Exercise details:
Copy the data word for word, keeping every line.

▬▬▬

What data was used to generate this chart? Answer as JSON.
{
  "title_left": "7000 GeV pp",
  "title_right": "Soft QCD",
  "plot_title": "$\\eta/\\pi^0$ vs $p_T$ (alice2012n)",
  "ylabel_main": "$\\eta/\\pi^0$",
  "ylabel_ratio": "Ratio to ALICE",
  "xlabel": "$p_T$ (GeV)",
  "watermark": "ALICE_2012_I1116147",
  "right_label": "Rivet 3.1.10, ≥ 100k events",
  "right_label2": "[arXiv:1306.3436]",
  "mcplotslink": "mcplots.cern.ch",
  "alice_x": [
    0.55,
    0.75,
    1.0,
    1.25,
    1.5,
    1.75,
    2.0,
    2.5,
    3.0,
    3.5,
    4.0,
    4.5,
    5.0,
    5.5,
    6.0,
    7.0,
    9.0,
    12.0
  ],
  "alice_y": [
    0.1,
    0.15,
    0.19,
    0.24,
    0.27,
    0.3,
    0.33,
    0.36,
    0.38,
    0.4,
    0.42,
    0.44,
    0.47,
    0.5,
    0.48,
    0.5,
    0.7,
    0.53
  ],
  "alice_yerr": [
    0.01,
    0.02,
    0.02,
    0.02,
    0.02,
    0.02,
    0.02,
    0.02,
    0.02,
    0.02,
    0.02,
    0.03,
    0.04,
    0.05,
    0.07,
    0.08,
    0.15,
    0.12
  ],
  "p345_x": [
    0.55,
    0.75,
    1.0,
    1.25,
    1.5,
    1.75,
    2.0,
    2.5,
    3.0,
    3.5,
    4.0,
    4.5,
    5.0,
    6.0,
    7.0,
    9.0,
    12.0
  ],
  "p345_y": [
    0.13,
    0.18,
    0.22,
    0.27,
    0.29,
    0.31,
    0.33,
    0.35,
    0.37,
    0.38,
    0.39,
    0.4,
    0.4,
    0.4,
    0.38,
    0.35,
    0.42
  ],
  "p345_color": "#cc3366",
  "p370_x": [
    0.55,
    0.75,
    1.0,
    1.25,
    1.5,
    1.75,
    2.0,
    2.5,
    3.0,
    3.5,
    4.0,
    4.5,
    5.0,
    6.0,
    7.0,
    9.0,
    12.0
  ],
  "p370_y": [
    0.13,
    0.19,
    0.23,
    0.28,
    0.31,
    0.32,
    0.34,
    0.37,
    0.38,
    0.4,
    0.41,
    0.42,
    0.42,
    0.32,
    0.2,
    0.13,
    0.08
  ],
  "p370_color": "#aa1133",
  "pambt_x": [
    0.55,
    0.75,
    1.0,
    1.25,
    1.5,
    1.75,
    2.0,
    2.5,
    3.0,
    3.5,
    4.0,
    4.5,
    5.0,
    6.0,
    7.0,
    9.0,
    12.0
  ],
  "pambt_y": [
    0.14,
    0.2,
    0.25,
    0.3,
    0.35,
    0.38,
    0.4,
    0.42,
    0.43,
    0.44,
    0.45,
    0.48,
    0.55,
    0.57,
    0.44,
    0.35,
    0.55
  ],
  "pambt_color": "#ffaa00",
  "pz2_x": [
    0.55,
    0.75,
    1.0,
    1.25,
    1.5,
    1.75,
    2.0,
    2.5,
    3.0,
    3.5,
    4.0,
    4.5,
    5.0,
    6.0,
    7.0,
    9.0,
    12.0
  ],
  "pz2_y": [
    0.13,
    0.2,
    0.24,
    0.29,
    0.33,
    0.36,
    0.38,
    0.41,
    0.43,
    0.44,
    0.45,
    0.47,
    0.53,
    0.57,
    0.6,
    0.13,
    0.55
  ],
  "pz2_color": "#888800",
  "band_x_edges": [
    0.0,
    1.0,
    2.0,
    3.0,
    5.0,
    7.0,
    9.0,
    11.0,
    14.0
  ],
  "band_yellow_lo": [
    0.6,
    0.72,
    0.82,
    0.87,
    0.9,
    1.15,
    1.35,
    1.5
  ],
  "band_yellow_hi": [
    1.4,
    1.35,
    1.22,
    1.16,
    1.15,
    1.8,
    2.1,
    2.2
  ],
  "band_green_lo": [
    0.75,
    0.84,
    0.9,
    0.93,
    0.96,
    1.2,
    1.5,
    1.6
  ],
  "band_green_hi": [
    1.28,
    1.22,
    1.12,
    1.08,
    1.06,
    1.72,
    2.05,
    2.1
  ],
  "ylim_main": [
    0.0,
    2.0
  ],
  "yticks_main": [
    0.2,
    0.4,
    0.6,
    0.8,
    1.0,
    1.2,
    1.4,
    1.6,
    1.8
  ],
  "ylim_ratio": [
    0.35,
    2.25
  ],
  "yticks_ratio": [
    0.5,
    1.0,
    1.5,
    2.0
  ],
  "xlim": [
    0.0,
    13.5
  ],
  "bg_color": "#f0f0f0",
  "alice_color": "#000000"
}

▬▬▬

Correct response:
What data was used to generate this chart? Answer as JSON.
{
  "title_left": "7000 GeV pp",
  "title_right": "Soft QCD",
  "plot_title": "$\\eta/\\pi^0$ vs $p_T$ (alice2012n)",
  "ylabel_main": "$\\eta/\\pi^0$",
  "ylabel_ratio": "Ratio to ALICE",
  "xlabel": "$p_T$ (GeV)",
  "watermark": "ALICE_2012_I1116147",
  "right_label": "Rivet 3.1.10, ≥ 100k events",
  "right_label2": "[arXiv:1306.3436]",
  "mcplotslink": "mcplots.cern.ch",
  "alice_x": [
    0.55,
    0.75,
    1.0,
    1.25,
    1.5,
    1.75,
    2.0,
    2.5,
    3.0,
    3.5,
    4.0,
    4.5,
    5.0,
    5.5,
    6.0,
    7.0,
    9.0,
    12.0
  ],
  "alice_y": [
    0.1,
    0.15,
    0.19,
    0.24,
    0.27,
    0.3,
    0.33,
    0.36,
    0.38,
    0.4,
    0.42,
    0.44,
    0.47,
    0.5,
    0.48,
    0.5,
    0.7,
    0.53
  ],
  "alice_yerr": [
    0.01,
    0.02,
    0.02,
    0.02,
    0.02,
    0.02,
    0.02,
    0.02,
    0.02,
    0.02,
    0.02,
    0.03,
    0.04,
    0.05,
    0.07,
    0.08,
    0.15,
    0.12
  ],
  "p345_x": [
    0.55,
    0.75,
    1.0,
    1.25,
    1.5,
    1.75,
    2.0,
    2.5,
    3.0,
    3.5,
    4.0,
    4.5,
    5.0,
    6.0,
    7.0,
    9.0,
    12.0
  ],
  "p345_y": [
    0.13,
    0.18,
    0.22,
    0.27,
    0.29,
    0.31,
    0.33,
    0.35,
    0.37,
    0.38,
    0.39,
    0.4,
    0.4,
    0.4,
    0.38,
    0.35,
    0.42
  ],
  "p345_color": "#cc3366",
  "p370_x": [
    0.55,
    0.75,
    1.0,
    1.25,
    1.5,
    1.75,
    2.0,
    2.5,
    3.0,
    3.5,
    4.0,
    4.5,
    5.0,
    6.0,
    7.0,
    9.0,
    12.0
  ],
  "p370_y": [
    0.13,
    0.19,
    0.23,
    0.28,
    0.31,
    0.32,
    0.34,
    0.37,
    0.38,
    0.4,
    0.41,
    0.42,
    0.42,
    0.32,
    0.2,
    0.13,
    0.08
  ],
  "p370_color": "#aa1133",
  "pambt_x": [
    0.55,
    0.75,
    1.0,
    1.25,
    1.5,
    1.75,
    2.0,
    2.5,
    3.0,
    3.5,
    4.0,
    4.5,
    5.0,
    6.0,
    7.0,
    9.0,
    12.0
  ],
  "pambt_y": [
    0.14,
    0.2,
    0.25,
    0.3,
    0.35,
    0.38,
    0.4,
    0.42,
    0.43,
    0.44,
    0.45,
    0.48,
    0.55,
    0.57,
    0.44,
    0.35,
    0.55
  ],
  "pambt_color": "#ffaa00",
  "pz2_x": [
    0.55,
    0.75,
    1.0,
    1.25,
    1.5,
    1.75,
    2.0,
    2.5,
    3.0,
    3.5,
    4.0,
    4.5,
    5.0,
    6.0,
    7.0,
    9.0,
    12.0
  ],
  "pz2_y": [
    0.13,
    0.2,
    0.24,
    0.29,
    0.33,
    0.36,
    0.38,
    0.41,
    0.43,
    0.44,
    0.45,
    0.47,
    0.53,
    0.57,
    0.6,
    0.13,
    0.55
  ],
  "pz2_color": "#888800",
  "band_x_edges": [
    0.0,
    1.0,
    2.0,
    3.0,
    5.0,
    7.0,
    9.0,
    11.0,
    14.0
  ],
  "band_yellow_lo": [
    0.6,
    0.72,
    0.82,
    0.87,
    0.9,
    1.15,
    1.35,
    1.5
  ],
  "band_yellow_hi": [
    1.4,
    1.35,
    1.22,
    1.16,
    1.15,
    1.8,
    2.1,
    2.2
  ],
  "band_green_lo": [
    0.75,
    0.84,
    0.9,
    0.93,
    0.96,
    1.2,
    1.5,
    1.6
  ],
  "band_green_hi": [
    1.28,
    1.22,
    1.12,
    1.08,
    1.06,
    1.72,
    2.05,
    2.1
  ],
  "ylim_main": [
    0.0,
    2.0
  ],
  "yticks_main": [
    0.2,
    0.4,
    0.6,
    0.8,
    1.0,
    1.2,
    1.4,
    1.6,
    1.8
  ],
  "ylim_ratio": [
    0.35,
    2.25
  ],
  "yticks_ratio": [
    0.5,
    1.0,
    1.5,
    2.0
  ],
  "xlim": [
    0.0,
    13.5
  ],
  "bg_color": "#f0f0f0",
  "alice_color": "#000000"
}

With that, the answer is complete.